Begin Exercise data

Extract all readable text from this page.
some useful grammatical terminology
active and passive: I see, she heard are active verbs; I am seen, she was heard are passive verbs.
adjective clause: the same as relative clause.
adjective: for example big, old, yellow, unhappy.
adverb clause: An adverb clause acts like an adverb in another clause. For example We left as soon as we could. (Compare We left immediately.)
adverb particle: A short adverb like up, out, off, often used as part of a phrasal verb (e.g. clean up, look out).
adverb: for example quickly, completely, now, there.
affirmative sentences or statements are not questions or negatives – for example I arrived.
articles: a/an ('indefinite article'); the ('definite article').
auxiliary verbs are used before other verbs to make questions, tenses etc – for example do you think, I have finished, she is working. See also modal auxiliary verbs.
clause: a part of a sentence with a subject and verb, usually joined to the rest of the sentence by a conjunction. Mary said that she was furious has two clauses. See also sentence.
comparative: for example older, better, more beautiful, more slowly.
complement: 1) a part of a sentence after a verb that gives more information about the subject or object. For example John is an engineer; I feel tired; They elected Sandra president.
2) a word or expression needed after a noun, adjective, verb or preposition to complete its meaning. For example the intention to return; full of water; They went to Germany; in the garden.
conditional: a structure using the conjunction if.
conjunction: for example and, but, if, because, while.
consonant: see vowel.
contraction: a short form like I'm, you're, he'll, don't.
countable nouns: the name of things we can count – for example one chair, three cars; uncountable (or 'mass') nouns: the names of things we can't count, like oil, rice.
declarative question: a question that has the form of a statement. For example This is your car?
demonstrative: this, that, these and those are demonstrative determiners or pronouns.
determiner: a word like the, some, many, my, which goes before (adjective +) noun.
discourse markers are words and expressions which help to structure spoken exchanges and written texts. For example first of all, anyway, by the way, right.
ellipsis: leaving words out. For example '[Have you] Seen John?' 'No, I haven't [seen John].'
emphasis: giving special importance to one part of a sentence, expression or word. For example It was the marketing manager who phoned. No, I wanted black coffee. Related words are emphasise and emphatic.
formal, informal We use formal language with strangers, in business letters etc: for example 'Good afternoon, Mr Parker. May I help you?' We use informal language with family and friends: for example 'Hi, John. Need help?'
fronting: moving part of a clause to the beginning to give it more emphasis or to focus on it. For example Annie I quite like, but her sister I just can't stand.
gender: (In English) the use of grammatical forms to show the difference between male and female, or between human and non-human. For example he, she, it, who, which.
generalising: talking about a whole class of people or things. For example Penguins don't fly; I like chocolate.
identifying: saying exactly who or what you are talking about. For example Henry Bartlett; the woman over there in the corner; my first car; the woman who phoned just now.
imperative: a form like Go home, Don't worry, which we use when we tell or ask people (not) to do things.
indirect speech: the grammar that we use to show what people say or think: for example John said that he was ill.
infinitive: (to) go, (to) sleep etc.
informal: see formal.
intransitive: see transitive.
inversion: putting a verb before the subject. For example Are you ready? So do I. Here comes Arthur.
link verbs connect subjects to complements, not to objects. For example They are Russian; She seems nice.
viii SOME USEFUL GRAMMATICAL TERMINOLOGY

End Exercise data

→ **Task prompt**
Check each line above for the string "talking" and show the ones that have it.

→ **The reply**
generalising: talking about a whole class of people or things. For example Penguins don't fly; I like chocolate.
identifying: saying exactly who or what you are talking about. For example Henry Bartlett; the woman over there in the corner; my first car; the woman who phoned just now.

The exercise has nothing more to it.